SHORT PROBLEM –
Answer these about the forum thread:
1. How many people did Woodman1 cook for at the daughter's grad party?
2. How many sodas did Woodman1 drink that day, at minimum?
3. In the second post by Captain Morgan, where does Captain Morgan ask whether Pigs is located?

TEXT SHOWN –
============================================================

# Tough Day!



## Woodman1 (Jun 26, 2005)

Cooked for 100 yesterday for my daughter's grad party. It was the hottest day in 4 years here! 94 degrees and very humid. I know most of you don't think that's a big deal, but to us.......that is f^#king HOT! I cooked briskets , butts, salmon, chicken, burnt ends, beans, and slaw. It was also the first time I've towed my pit with the new Ford. All in all, it went pretty well! Everyone raved about the food, but just try to stand next to your pit pulling butts while you've got it at 300 deg to do chicken in 94 degree heat! I normally don't drink pop (soda ) (coke) but i had at least 12 yesterday! It was the most tired I have ever been! I've got to do it again this Friday-Saturday! I will say that the local carwash works great for clean-up, but do NOT ever try to clean your skin with that thing! It took three inches of skin off of my forearm! Wood


----------



## Captain Morgan (Jun 26, 2005)

welcome to my world.  Fortunately I don't have to cook huge amounts of food like that,  but summer is the season I cook outside the least!
It's so humid right now I could swim across the street.


----------



## Pigs On The Wing BBQ (Jun 26, 2005)

Were you on black top, Or grass. Black top will kick your ass when its that hot out with or with out a EZ-Up. I melted yesterday also. I know what you mean.


----------



## Captain Morgan (Jun 26, 2005)

Pigs, aren't you in New York?


----------



## Woodman1 (Jun 26, 2005)

============================================================

INFORMATION PROVIDED –
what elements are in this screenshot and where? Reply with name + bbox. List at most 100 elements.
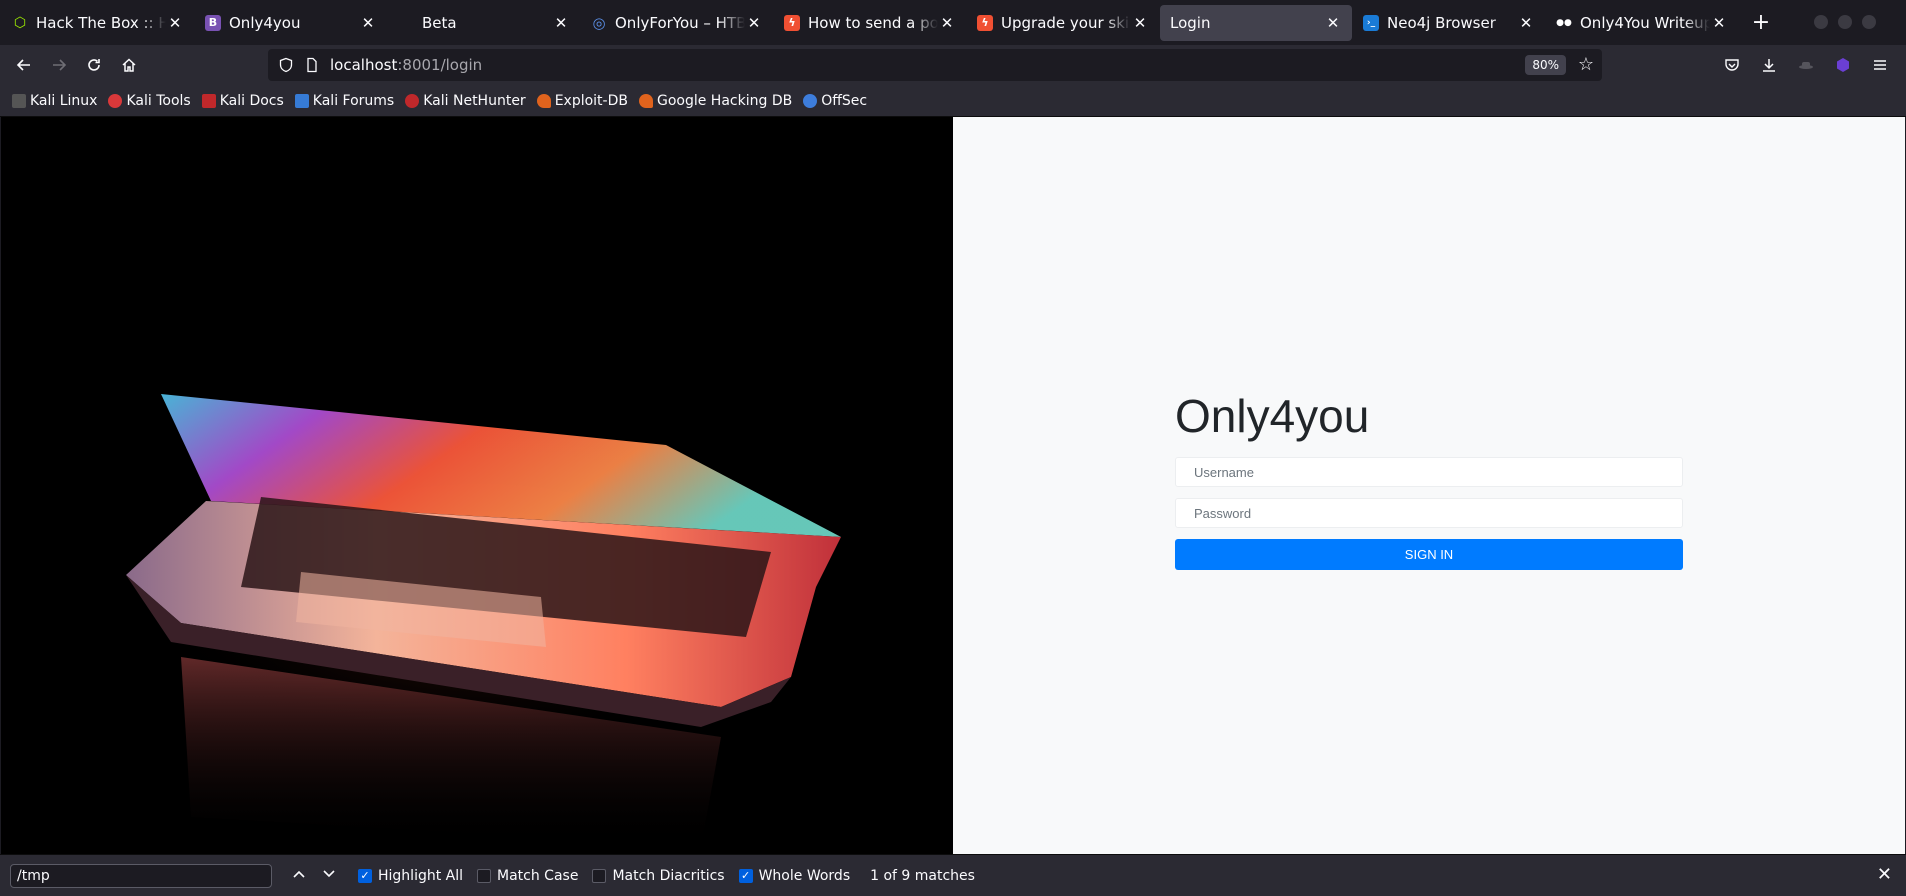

============================================================

SOLUTION TO THIS PROBLEM –
1. 100
2. 12
3. New York